::: Material supplied :::

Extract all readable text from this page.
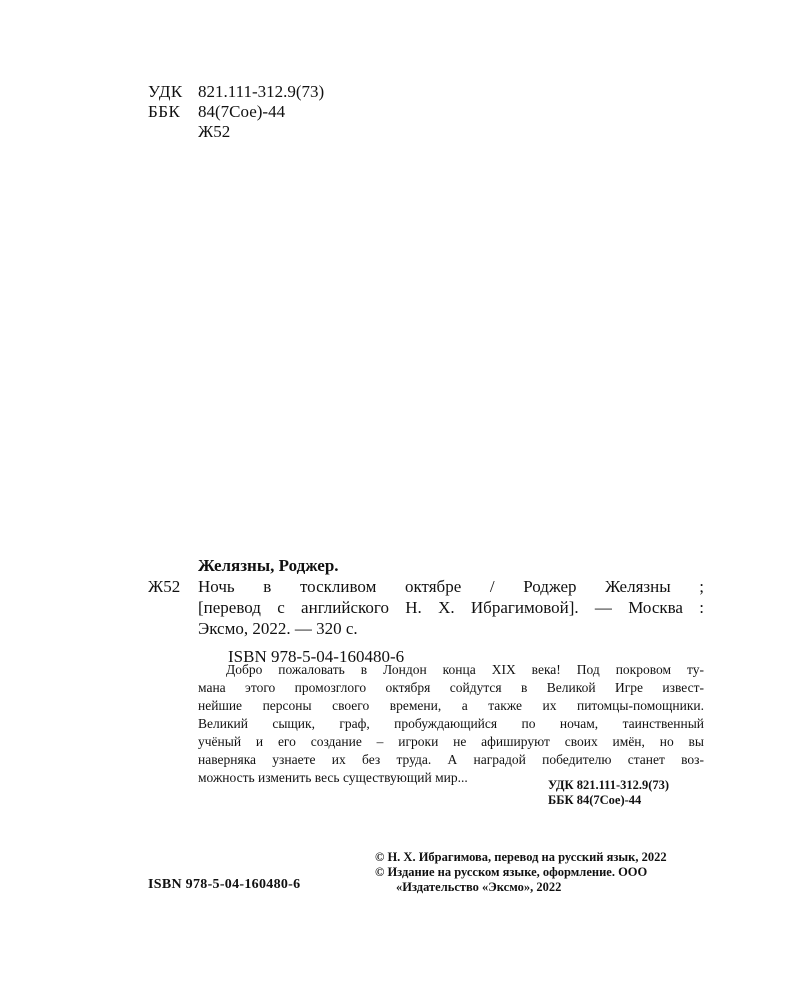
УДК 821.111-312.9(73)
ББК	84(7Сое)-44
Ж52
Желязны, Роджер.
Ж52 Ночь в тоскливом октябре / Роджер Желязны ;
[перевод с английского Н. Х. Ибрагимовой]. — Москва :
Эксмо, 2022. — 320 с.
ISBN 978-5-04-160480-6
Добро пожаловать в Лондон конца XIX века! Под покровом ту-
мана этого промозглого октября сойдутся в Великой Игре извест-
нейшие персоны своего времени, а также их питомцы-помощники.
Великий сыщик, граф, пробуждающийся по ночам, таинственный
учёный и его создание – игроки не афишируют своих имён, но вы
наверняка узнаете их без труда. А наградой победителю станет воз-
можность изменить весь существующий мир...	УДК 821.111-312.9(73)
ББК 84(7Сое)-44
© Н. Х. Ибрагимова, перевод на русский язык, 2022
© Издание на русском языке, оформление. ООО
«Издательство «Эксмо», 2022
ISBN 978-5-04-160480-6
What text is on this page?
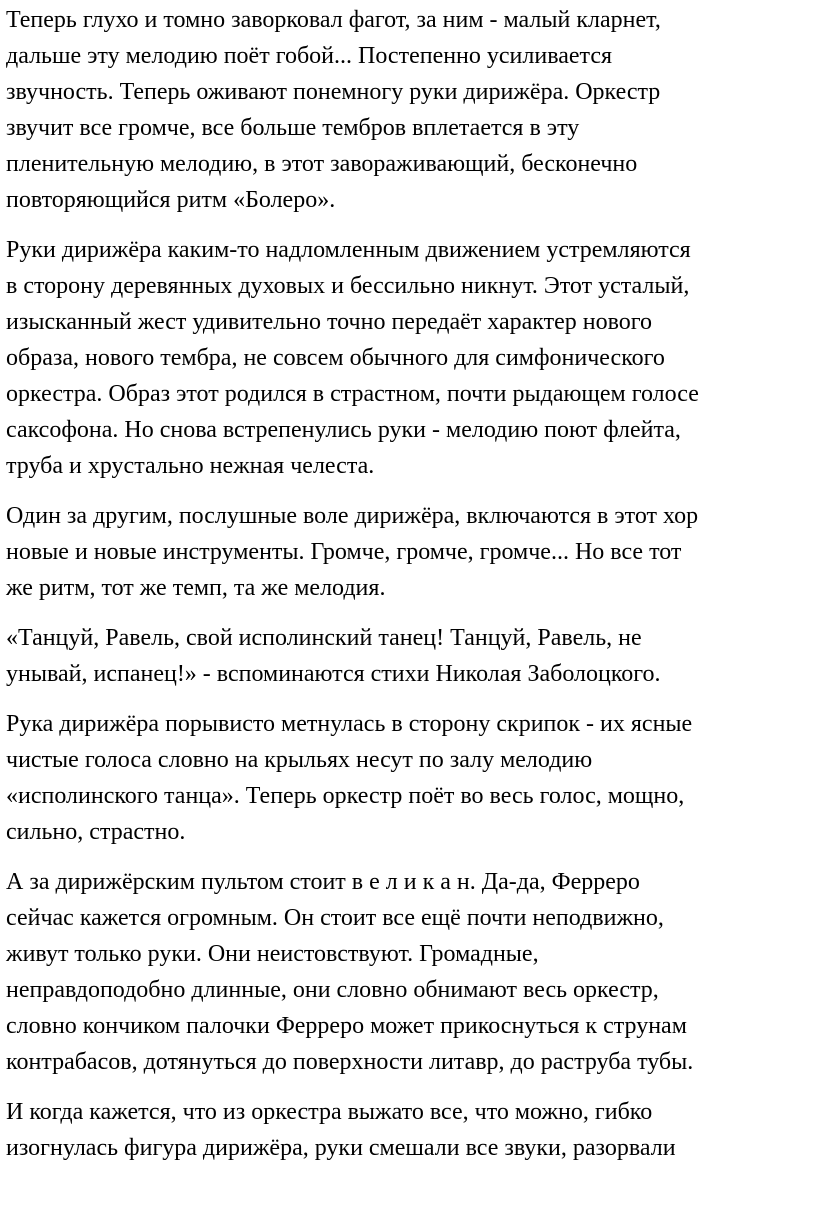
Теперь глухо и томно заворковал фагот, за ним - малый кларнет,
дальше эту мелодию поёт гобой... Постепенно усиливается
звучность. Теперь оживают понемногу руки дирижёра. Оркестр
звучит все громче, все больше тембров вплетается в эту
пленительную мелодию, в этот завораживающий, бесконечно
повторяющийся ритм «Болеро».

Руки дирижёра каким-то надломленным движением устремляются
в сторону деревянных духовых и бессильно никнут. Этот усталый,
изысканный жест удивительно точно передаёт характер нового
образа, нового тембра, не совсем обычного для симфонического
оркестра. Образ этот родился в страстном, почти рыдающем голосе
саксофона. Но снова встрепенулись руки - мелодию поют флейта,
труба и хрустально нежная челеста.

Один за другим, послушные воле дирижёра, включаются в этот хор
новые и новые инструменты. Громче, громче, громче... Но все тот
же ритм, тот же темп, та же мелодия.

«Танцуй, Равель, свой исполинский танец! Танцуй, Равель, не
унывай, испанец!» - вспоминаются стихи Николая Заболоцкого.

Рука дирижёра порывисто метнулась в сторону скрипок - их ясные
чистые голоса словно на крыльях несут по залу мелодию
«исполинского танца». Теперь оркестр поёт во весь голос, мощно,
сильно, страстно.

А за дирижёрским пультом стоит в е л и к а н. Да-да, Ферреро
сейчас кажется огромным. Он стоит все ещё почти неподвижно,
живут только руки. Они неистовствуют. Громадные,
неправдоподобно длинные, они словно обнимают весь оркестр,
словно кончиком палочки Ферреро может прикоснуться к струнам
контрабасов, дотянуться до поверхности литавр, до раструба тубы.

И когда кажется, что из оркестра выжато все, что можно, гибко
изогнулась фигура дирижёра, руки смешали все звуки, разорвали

:::

## Task statement
Check each line of the entries for the string "дирижёра". Copy the lines that have it.

## Result of the exercise
звучность. Теперь оживают понемногу руки дирижёра. Оркестр
Руки дирижёра каким-то надломленным движением устремляются
Один за другим, послушные воле дирижёра, включаются в этот хор
Рука дирижёра порывисто метнулась в сторону скрипок - их ясные
изогнулась фигура дирижёра, руки смешали все звуки, разорвали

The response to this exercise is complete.